-- Data supplied --
** START **
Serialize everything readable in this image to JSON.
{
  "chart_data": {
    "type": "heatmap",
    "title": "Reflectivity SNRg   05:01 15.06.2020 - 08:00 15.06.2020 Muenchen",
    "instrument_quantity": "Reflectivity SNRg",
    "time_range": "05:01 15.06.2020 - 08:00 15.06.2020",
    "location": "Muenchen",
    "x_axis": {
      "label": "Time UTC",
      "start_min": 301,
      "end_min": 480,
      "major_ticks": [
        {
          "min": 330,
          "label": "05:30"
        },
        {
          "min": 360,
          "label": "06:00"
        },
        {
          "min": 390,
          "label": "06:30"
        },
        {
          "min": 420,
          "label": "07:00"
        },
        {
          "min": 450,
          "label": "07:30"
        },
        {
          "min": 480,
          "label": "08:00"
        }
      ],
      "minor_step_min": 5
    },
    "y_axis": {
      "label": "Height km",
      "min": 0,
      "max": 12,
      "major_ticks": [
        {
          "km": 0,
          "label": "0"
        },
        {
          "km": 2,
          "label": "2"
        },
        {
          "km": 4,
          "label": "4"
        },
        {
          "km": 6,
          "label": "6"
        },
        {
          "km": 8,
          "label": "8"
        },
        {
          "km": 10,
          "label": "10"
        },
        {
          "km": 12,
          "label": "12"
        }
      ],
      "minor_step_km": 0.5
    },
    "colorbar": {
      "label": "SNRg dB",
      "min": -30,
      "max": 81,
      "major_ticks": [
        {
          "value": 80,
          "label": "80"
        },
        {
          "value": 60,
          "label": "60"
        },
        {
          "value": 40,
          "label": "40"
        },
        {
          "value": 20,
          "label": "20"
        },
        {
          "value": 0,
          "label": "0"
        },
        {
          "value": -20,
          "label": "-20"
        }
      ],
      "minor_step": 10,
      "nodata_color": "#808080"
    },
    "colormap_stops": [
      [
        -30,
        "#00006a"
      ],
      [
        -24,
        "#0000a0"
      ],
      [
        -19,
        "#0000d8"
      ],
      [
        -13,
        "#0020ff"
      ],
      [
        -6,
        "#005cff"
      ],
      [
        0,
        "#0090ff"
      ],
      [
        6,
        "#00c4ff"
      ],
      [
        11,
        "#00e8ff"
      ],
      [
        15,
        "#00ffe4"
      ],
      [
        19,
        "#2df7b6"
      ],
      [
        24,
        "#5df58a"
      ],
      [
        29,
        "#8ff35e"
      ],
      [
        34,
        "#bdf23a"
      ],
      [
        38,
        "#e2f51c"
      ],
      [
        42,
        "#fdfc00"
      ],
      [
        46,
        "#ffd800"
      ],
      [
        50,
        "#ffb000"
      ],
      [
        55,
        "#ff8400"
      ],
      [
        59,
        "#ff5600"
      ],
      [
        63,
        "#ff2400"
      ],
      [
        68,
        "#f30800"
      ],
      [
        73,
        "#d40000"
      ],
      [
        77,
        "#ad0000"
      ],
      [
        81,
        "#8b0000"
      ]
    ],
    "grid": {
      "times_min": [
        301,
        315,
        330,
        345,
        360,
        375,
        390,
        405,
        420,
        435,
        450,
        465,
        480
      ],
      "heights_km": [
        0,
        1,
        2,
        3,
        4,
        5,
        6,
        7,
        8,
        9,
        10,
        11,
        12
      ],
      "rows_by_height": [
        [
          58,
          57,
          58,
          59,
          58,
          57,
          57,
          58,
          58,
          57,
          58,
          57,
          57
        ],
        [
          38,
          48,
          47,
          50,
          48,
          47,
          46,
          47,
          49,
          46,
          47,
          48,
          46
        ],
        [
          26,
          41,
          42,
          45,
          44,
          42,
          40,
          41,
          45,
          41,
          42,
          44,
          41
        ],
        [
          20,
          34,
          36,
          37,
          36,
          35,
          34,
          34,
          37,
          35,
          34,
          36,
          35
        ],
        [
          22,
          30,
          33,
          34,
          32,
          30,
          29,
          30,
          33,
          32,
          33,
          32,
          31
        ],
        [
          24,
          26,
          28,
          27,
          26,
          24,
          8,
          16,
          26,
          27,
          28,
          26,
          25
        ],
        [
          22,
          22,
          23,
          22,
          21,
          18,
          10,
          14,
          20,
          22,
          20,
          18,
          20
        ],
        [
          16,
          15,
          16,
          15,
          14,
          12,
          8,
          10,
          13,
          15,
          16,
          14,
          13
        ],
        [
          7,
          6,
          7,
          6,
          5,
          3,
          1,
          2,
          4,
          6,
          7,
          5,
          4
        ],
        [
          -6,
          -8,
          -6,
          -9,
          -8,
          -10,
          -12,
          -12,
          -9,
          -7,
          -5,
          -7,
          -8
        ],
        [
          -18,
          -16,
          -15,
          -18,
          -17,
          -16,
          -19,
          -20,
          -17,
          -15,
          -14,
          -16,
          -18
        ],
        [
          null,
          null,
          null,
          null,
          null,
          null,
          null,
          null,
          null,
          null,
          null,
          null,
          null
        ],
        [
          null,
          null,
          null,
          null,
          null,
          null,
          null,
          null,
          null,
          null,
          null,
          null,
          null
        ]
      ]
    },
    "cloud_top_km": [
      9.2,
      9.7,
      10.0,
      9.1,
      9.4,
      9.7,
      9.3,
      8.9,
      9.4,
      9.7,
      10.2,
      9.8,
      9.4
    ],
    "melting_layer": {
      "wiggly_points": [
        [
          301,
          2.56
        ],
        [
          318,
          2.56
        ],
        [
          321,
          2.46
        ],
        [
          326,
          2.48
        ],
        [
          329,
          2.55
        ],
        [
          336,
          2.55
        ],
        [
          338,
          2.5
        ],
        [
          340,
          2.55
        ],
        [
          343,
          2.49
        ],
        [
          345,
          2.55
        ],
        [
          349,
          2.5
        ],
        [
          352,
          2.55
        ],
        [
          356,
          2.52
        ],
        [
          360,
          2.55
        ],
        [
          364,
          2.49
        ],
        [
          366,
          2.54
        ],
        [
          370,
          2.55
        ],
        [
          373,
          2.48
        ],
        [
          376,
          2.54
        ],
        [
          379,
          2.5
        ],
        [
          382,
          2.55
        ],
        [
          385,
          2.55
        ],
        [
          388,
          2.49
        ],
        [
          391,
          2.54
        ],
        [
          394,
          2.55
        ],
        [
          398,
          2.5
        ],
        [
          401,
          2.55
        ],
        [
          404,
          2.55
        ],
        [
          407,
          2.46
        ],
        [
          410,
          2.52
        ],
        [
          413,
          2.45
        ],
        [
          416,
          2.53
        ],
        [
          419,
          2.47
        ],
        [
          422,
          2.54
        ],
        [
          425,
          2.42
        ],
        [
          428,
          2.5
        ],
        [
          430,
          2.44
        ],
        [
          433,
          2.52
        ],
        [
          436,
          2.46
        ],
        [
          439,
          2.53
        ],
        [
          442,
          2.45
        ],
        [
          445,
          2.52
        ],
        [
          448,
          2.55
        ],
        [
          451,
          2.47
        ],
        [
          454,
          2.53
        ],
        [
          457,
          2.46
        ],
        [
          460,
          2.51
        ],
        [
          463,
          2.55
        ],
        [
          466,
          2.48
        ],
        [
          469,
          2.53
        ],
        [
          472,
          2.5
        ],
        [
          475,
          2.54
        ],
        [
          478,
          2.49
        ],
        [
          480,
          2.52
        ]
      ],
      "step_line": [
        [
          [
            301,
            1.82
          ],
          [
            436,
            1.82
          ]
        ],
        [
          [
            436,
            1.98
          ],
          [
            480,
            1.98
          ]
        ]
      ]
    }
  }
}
** END **
-- Exercise instructions --
Extract every line of the records above that contains the word "Reflectivity".

-- Expected output --
    "title": "Reflectivity SNRg   05:01 15.06.2020 - 08:00 15.06.2020 Muenchen",
    "instrument_quantity": "Reflectivity SNRg",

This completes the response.